## TASK PROMPT
From the listing below, extract every line containing "bribes".

Dataset rows about figures:
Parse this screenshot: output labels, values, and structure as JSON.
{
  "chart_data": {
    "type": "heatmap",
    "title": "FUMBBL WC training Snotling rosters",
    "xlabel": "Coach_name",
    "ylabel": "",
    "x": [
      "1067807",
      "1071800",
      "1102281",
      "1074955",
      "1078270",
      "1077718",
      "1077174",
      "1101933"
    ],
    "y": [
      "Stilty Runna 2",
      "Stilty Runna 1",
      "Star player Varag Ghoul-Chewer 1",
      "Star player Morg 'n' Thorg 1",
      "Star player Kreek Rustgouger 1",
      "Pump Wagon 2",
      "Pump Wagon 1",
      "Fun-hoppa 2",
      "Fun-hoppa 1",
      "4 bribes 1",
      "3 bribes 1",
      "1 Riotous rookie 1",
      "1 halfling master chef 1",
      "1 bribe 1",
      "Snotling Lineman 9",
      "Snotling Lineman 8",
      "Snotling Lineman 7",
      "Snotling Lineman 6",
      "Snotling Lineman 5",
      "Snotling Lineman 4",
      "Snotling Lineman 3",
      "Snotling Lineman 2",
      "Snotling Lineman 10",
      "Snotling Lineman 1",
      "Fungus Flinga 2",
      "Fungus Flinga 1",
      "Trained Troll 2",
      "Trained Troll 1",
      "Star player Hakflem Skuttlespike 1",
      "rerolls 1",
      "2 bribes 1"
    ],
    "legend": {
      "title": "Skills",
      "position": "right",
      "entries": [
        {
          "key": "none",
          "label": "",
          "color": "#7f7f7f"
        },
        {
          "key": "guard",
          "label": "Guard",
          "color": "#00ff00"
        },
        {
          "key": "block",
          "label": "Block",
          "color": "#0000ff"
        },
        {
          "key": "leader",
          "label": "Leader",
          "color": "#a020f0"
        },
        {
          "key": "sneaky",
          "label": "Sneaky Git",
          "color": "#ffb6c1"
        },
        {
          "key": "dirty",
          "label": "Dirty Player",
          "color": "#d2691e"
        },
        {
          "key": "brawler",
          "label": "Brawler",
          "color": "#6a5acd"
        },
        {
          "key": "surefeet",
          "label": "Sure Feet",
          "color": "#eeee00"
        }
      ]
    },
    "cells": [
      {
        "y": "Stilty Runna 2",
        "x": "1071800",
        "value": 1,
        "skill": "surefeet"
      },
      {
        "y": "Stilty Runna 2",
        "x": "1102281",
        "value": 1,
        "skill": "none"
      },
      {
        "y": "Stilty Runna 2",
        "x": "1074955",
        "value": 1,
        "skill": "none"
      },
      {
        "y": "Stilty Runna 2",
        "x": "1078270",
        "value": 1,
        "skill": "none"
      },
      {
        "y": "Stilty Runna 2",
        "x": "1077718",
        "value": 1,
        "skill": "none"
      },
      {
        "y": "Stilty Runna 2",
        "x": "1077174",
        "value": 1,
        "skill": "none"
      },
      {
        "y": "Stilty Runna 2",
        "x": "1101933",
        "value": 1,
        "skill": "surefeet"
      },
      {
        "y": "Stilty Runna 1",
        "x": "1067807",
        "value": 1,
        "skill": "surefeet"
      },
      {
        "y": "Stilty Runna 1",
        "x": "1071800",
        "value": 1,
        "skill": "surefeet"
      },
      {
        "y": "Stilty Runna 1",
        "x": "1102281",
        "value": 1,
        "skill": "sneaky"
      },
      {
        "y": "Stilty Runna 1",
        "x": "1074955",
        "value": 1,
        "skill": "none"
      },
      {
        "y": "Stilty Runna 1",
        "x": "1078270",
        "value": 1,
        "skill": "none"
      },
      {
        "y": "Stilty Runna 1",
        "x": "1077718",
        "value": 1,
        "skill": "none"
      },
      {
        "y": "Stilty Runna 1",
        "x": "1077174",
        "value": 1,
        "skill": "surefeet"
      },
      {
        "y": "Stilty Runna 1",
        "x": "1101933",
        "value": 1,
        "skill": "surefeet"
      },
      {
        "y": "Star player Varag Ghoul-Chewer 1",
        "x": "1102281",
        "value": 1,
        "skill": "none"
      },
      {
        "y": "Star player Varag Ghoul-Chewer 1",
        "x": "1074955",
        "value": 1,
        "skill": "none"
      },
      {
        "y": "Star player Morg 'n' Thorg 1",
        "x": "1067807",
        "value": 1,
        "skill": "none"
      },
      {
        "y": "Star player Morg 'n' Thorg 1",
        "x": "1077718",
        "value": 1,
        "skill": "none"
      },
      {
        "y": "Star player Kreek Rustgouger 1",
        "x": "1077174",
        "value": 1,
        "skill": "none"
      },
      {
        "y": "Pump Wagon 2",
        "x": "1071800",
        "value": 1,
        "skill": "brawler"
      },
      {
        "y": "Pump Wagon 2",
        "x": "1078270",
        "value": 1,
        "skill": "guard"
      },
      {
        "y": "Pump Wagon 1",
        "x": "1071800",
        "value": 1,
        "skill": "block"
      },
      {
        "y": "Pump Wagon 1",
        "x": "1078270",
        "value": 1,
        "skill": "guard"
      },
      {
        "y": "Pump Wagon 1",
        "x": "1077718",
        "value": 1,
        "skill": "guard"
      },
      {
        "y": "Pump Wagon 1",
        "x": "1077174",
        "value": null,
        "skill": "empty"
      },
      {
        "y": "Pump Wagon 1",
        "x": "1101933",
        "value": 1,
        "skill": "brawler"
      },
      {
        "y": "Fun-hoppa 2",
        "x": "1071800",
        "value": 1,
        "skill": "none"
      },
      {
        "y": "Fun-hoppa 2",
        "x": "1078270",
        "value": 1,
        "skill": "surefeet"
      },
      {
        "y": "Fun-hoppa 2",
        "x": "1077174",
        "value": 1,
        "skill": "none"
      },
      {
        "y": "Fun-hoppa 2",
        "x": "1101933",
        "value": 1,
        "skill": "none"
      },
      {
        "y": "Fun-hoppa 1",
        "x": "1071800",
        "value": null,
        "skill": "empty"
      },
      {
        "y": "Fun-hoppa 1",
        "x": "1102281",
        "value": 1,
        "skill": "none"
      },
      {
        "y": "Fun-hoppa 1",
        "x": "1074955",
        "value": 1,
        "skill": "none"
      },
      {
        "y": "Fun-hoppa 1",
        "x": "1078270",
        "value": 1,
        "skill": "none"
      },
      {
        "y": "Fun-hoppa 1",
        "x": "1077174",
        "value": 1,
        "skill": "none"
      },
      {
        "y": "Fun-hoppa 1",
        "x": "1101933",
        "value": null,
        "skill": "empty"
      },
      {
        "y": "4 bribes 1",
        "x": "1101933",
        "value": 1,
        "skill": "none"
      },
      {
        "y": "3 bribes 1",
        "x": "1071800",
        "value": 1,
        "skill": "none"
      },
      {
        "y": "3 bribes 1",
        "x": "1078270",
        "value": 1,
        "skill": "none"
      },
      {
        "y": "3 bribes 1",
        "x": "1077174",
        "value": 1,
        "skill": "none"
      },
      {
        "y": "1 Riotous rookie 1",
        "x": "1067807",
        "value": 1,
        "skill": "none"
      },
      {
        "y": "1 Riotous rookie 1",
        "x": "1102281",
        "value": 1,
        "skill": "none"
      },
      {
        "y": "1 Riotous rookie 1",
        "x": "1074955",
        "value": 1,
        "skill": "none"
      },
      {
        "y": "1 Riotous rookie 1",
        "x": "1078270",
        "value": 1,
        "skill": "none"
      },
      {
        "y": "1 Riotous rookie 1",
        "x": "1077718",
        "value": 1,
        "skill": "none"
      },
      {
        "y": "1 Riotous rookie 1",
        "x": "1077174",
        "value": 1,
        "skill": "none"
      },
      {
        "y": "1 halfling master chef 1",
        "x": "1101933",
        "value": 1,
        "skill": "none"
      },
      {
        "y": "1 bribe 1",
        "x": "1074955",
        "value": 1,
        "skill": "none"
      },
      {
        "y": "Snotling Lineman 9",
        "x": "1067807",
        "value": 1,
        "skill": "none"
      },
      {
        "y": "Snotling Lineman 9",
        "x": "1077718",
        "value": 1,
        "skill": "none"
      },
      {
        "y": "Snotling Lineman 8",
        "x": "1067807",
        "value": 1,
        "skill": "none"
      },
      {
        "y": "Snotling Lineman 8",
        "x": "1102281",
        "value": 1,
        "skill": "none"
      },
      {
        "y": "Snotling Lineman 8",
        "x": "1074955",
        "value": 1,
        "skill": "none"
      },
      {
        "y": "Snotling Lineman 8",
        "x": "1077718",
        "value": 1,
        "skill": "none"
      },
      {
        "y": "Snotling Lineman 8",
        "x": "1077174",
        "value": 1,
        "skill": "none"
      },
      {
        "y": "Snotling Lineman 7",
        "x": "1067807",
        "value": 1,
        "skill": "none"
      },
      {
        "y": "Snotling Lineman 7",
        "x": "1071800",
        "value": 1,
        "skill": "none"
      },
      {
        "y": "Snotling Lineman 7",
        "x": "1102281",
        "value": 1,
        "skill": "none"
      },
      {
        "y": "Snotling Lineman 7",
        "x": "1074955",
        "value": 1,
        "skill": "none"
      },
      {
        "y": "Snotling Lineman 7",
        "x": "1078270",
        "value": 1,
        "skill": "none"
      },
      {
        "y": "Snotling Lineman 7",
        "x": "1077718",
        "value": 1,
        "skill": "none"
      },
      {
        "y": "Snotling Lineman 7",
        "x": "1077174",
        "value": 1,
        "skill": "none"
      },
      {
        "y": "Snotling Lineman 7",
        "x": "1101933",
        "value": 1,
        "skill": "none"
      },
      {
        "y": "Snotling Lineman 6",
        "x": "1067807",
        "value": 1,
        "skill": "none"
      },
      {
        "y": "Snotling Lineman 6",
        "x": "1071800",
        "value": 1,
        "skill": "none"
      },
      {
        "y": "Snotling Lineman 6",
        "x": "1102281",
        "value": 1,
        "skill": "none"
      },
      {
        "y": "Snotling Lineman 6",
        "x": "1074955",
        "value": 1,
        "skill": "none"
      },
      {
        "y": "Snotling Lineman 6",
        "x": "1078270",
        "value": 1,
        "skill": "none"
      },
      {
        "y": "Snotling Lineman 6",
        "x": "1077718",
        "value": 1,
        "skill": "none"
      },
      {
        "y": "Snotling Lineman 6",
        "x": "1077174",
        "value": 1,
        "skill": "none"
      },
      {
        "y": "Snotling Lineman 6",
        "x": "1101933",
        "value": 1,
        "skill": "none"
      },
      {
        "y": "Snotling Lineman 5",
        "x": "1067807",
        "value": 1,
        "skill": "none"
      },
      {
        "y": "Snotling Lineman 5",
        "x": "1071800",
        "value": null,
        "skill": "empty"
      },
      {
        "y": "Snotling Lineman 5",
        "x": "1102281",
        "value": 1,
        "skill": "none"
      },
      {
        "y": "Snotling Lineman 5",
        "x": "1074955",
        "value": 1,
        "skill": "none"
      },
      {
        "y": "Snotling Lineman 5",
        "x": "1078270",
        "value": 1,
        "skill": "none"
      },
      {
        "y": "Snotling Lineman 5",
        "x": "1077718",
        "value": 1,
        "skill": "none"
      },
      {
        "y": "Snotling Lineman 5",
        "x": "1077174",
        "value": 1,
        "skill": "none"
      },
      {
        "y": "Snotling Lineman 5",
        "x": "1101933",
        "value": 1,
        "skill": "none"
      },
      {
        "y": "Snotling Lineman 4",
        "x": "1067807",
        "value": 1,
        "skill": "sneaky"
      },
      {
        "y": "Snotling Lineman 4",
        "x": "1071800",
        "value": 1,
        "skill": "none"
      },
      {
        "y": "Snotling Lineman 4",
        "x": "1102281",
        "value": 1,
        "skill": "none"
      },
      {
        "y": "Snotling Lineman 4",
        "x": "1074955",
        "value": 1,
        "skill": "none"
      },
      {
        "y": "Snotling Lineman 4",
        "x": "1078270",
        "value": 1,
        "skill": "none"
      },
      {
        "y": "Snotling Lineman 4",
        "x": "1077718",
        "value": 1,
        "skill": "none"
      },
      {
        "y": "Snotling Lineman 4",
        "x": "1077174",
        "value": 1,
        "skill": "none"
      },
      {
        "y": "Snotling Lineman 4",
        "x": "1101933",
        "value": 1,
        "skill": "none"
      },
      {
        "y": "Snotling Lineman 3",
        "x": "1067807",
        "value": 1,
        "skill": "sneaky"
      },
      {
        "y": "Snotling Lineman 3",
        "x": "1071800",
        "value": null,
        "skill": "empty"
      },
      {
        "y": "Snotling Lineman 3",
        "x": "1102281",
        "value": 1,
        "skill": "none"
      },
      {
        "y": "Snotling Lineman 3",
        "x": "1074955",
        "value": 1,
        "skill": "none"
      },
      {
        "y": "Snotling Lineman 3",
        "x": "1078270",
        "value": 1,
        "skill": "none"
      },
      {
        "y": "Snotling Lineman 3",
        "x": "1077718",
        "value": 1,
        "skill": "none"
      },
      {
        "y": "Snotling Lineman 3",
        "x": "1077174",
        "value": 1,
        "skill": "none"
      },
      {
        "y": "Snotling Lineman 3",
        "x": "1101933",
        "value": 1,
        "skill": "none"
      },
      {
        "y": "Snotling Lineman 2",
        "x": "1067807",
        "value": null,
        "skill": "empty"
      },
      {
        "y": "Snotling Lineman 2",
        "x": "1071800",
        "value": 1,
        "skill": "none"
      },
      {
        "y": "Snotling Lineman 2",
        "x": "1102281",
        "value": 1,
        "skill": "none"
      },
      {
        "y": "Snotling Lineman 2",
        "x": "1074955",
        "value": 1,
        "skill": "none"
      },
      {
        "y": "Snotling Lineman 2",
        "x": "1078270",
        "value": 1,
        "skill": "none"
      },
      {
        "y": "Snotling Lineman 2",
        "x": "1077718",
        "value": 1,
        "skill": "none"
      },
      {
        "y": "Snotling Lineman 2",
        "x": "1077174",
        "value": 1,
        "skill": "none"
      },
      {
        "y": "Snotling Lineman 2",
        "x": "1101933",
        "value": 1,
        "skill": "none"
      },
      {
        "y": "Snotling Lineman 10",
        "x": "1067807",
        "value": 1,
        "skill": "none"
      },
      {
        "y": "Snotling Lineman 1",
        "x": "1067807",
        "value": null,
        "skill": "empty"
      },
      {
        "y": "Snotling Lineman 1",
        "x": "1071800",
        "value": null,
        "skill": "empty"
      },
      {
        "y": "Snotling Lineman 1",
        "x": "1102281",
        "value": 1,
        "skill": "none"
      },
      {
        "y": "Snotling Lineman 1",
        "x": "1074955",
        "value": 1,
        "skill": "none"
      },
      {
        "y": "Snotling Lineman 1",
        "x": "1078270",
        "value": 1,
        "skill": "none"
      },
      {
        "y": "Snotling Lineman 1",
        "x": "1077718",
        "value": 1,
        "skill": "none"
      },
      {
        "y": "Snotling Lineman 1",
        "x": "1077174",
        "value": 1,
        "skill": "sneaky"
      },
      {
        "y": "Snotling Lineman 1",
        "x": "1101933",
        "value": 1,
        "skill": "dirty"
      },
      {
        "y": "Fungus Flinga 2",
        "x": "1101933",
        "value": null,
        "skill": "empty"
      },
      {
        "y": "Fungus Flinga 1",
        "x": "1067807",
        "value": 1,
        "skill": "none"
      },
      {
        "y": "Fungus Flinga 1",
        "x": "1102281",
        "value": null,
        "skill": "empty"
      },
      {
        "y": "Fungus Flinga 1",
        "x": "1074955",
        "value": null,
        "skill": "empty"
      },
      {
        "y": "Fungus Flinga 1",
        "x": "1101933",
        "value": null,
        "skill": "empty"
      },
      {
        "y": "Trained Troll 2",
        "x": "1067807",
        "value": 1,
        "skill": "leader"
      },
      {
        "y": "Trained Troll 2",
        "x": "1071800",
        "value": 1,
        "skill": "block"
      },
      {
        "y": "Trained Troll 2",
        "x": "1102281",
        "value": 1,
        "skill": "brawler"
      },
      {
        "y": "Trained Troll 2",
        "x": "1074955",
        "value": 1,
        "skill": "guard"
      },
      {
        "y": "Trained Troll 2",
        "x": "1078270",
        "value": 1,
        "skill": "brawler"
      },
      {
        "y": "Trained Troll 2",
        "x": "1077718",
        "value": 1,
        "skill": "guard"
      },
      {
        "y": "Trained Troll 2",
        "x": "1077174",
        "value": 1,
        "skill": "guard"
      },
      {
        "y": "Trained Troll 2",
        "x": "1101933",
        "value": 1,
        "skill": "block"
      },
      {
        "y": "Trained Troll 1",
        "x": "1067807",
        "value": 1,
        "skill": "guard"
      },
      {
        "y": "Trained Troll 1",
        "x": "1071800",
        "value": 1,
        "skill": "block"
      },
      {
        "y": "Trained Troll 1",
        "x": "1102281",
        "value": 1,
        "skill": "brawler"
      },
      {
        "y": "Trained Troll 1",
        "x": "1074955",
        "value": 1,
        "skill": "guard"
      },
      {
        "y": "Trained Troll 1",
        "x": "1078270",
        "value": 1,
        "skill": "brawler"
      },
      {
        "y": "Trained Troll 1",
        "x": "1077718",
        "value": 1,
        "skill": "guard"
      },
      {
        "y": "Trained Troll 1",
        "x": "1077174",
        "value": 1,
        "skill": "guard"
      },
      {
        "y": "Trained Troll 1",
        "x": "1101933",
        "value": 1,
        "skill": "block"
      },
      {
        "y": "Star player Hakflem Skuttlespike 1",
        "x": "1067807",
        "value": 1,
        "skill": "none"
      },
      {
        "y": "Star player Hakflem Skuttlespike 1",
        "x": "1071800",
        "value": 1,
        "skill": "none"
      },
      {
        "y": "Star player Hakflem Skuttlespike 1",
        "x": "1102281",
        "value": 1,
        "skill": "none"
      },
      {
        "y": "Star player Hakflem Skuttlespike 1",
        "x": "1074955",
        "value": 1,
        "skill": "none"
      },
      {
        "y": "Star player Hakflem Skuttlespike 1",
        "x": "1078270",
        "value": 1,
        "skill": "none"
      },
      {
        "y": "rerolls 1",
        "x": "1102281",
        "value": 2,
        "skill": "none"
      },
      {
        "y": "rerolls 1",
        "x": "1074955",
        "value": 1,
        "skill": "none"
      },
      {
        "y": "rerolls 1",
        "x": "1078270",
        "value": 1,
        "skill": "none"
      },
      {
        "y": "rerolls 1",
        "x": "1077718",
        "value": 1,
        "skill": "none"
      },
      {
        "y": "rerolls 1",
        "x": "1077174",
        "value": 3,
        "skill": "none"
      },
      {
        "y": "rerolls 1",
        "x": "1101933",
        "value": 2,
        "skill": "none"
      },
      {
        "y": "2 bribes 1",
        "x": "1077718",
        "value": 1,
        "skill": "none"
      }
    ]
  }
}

## RESPONSE TO THIS TASK
      "4 bribes 1",
      "3 bribes 1",
      "2 bribes 1"
        "y": "4 bribes 1",
        "y": "3 bribes 1",
        "y": "3 bribes 1",
        "y": "3 bribes 1",
        "y": "2 bribes 1",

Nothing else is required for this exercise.